* [Dataset excerpts]

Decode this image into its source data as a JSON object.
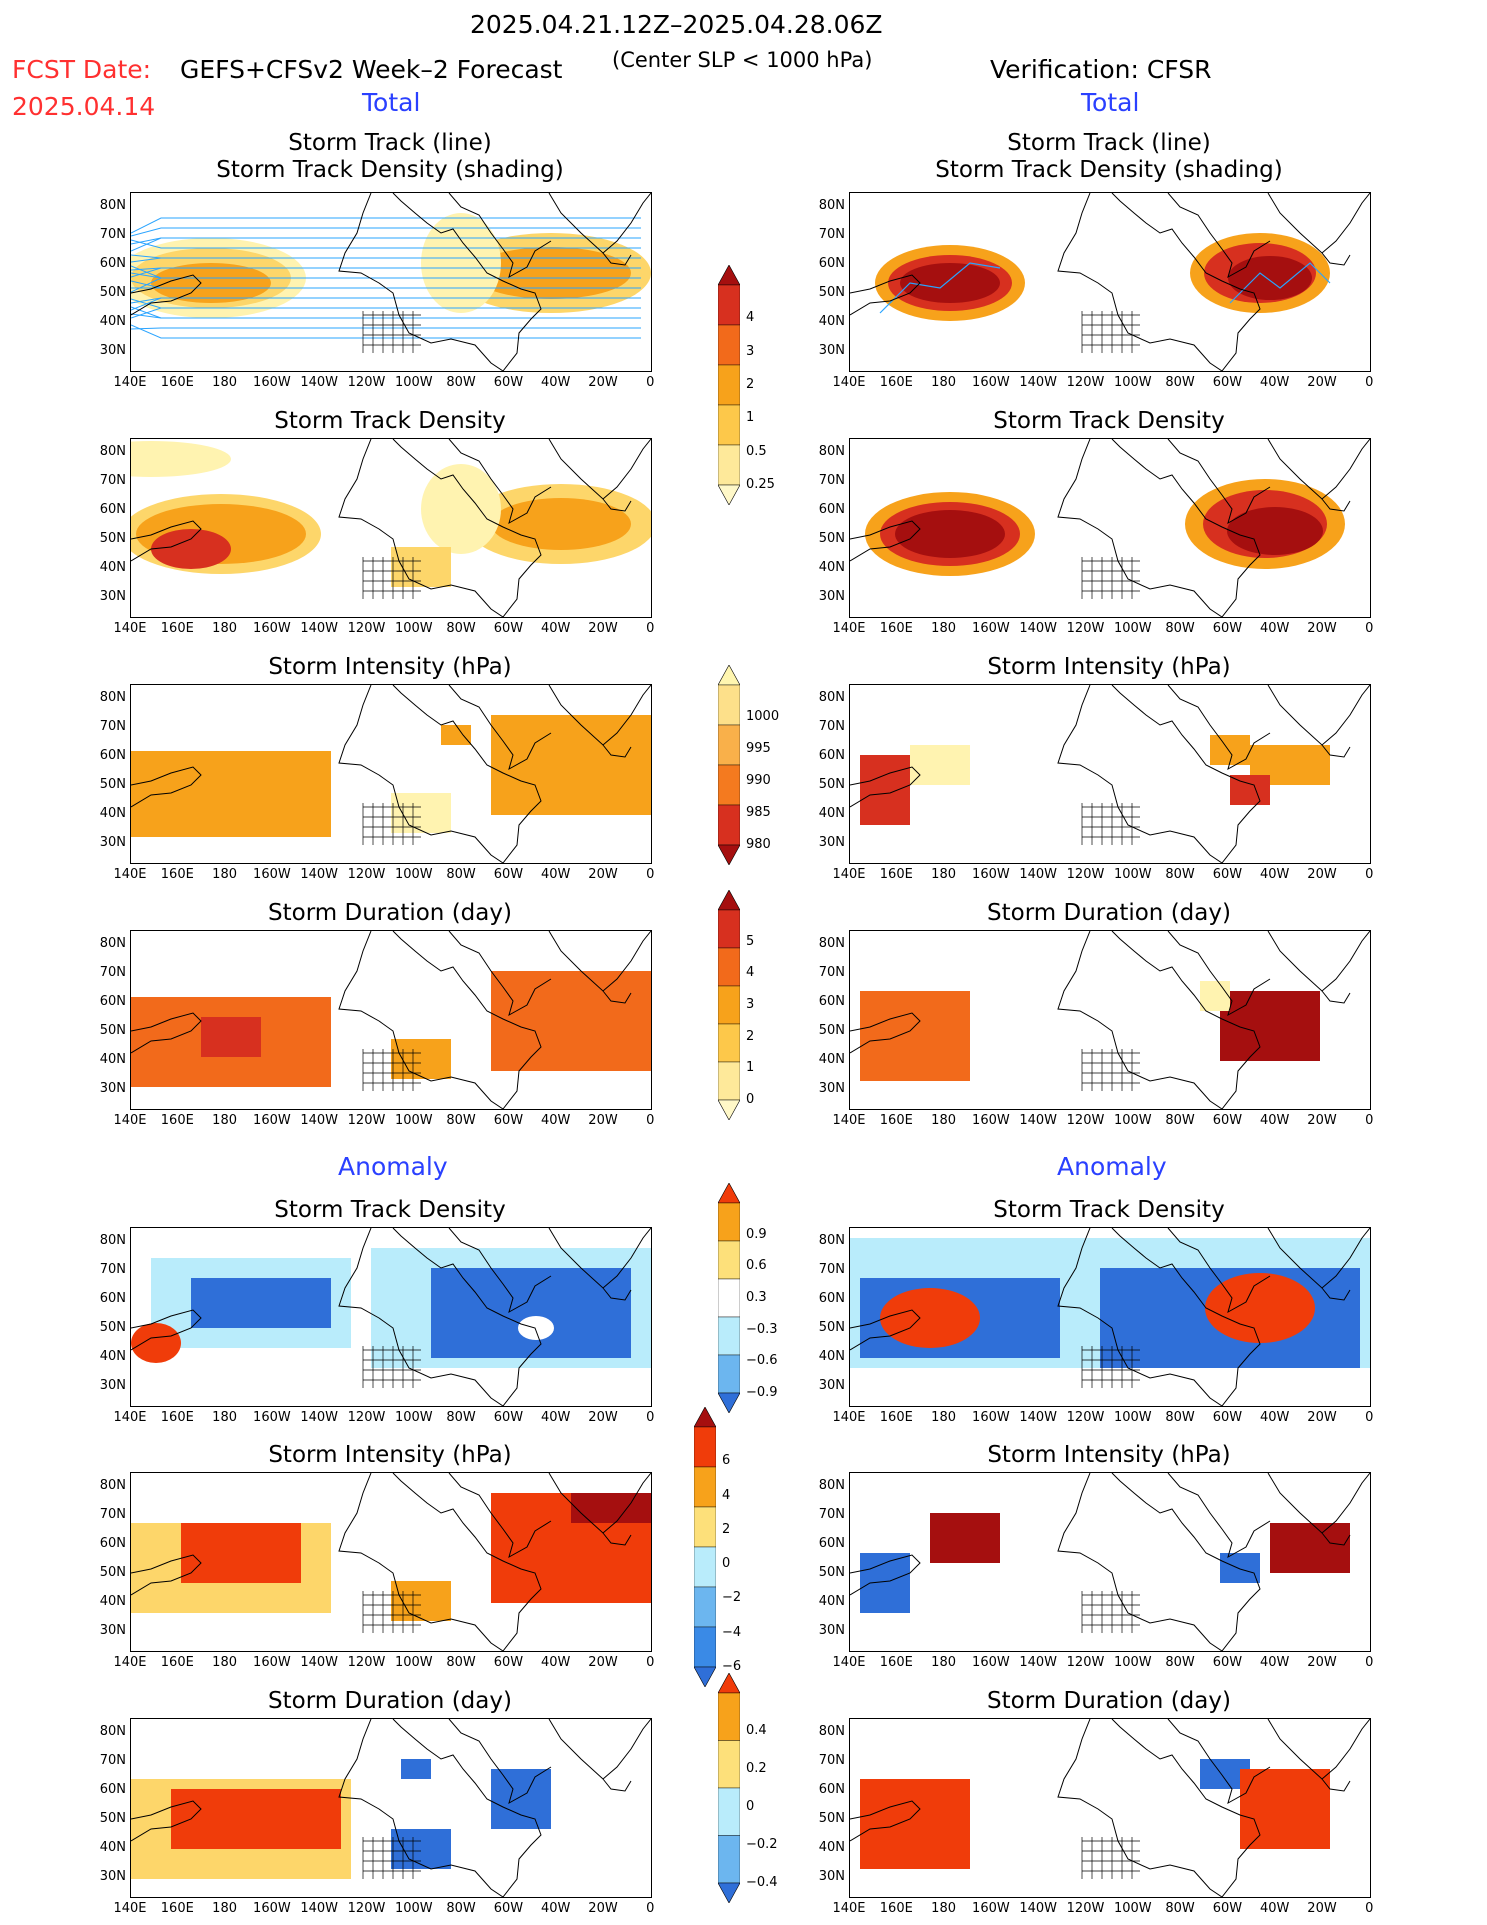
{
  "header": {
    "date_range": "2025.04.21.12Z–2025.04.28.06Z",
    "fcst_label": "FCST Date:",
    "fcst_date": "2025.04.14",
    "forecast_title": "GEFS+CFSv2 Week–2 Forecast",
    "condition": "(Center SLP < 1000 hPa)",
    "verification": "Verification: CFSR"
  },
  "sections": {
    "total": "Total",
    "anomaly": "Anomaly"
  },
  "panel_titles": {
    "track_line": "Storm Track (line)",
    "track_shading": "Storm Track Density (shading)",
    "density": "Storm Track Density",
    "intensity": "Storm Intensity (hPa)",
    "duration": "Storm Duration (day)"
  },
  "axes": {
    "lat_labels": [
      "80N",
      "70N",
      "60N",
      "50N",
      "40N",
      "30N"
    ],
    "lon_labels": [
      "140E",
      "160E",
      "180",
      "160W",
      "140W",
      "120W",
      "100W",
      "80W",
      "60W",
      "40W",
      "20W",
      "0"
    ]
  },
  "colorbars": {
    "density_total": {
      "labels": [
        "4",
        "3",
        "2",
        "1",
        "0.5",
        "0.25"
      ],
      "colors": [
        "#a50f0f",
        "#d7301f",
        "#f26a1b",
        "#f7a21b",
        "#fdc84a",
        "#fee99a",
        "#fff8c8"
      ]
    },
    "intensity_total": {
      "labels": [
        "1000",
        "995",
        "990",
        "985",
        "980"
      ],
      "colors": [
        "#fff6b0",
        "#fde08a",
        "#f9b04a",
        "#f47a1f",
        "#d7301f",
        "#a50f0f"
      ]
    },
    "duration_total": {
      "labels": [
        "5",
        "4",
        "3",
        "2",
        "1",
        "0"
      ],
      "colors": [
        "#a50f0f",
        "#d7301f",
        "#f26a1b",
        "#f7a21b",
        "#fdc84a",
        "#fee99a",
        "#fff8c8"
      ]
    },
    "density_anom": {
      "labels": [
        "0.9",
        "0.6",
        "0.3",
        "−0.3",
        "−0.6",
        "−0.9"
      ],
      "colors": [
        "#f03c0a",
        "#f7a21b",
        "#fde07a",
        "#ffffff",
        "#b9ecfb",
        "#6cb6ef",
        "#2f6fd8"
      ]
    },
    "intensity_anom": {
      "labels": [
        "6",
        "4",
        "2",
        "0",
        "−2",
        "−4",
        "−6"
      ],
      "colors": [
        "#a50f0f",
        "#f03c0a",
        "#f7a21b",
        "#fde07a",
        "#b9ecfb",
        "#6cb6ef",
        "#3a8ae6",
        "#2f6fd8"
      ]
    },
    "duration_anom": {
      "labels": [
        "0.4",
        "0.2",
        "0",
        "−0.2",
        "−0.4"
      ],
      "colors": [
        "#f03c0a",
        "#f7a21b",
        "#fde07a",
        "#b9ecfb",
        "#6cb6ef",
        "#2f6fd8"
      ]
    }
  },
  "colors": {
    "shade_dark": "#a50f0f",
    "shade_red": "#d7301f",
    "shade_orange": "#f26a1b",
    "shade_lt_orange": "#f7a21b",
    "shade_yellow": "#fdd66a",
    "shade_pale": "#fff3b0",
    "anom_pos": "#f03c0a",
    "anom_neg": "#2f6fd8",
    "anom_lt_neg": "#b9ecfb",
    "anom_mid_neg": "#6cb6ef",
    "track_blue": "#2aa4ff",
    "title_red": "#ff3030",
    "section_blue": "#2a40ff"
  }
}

* [Aim] Repeat the material above verbatim, with no pictures in the output.

* [Result for this task]
Decode this image into its source data as a JSON object.
{
  "header": {
    "date_range": "2025.04.21.12Z–2025.04.28.06Z",
    "fcst_label": "FCST Date:",
    "fcst_date": "2025.04.14",
    "forecast_title": "GEFS+CFSv2 Week–2 Forecast",
    "condition": "(Center SLP < 1000 hPa)",
    "verification": "Verification: CFSR"
  },
  "sections": {
    "total": "Total",
    "anomaly": "Anomaly"
  },
  "panel_titles": {
    "track_line": "Storm Track (line)",
    "track_shading": "Storm Track Density (shading)",
    "density": "Storm Track Density",
    "intensity": "Storm Intensity (hPa)",
    "duration": "Storm Duration (day)"
  },
  "axes": {
    "lat_labels": [
      "80N",
      "70N",
      "60N",
      "50N",
      "40N",
      "30N"
    ],
    "lon_labels": [
      "140E",
      "160E",
      "180",
      "160W",
      "140W",
      "120W",
      "100W",
      "80W",
      "60W",
      "40W",
      "20W",
      "0"
    ]
  },
  "colorbars": {
    "density_total": {
      "labels": [
        "4",
        "3",
        "2",
        "1",
        "0.5",
        "0.25"
      ],
      "colors": [
        "#a50f0f",
        "#d7301f",
        "#f26a1b",
        "#f7a21b",
        "#fdc84a",
        "#fee99a",
        "#fff8c8"
      ]
    },
    "intensity_total": {
      "labels": [
        "1000",
        "995",
        "990",
        "985",
        "980"
      ],
      "colors": [
        "#fff6b0",
        "#fde08a",
        "#f9b04a",
        "#f47a1f",
        "#d7301f",
        "#a50f0f"
      ]
    },
    "duration_total": {
      "labels": [
        "5",
        "4",
        "3",
        "2",
        "1",
        "0"
      ],
      "colors": [
        "#a50f0f",
        "#d7301f",
        "#f26a1b",
        "#f7a21b",
        "#fdc84a",
        "#fee99a",
        "#fff8c8"
      ]
    },
    "density_anom": {
      "labels": [
        "0.9",
        "0.6",
        "0.3",
        "−0.3",
        "−0.6",
        "−0.9"
      ],
      "colors": [
        "#f03c0a",
        "#f7a21b",
        "#fde07a",
        "#ffffff",
        "#b9ecfb",
        "#6cb6ef",
        "#2f6fd8"
      ]
    },
    "intensity_anom": {
      "labels": [
        "6",
        "4",
        "2",
        "0",
        "−2",
        "−4",
        "−6"
      ],
      "colors": [
        "#a50f0f",
        "#f03c0a",
        "#f7a21b",
        "#fde07a",
        "#b9ecfb",
        "#6cb6ef",
        "#3a8ae6",
        "#2f6fd8"
      ]
    },
    "duration_anom": {
      "labels": [
        "0.4",
        "0.2",
        "0",
        "−0.2",
        "−0.4"
      ],
      "colors": [
        "#f03c0a",
        "#f7a21b",
        "#fde07a",
        "#b9ecfb",
        "#6cb6ef",
        "#2f6fd8"
      ]
    }
  },
  "colors": {
    "shade_dark": "#a50f0f",
    "shade_red": "#d7301f",
    "shade_orange": "#f26a1b",
    "shade_lt_orange": "#f7a21b",
    "shade_yellow": "#fdd66a",
    "shade_pale": "#fff3b0",
    "anom_pos": "#f03c0a",
    "anom_neg": "#2f6fd8",
    "anom_lt_neg": "#b9ecfb",
    "anom_mid_neg": "#6cb6ef",
    "track_blue": "#2aa4ff",
    "title_red": "#ff3030",
    "section_blue": "#2a40ff"
  }
}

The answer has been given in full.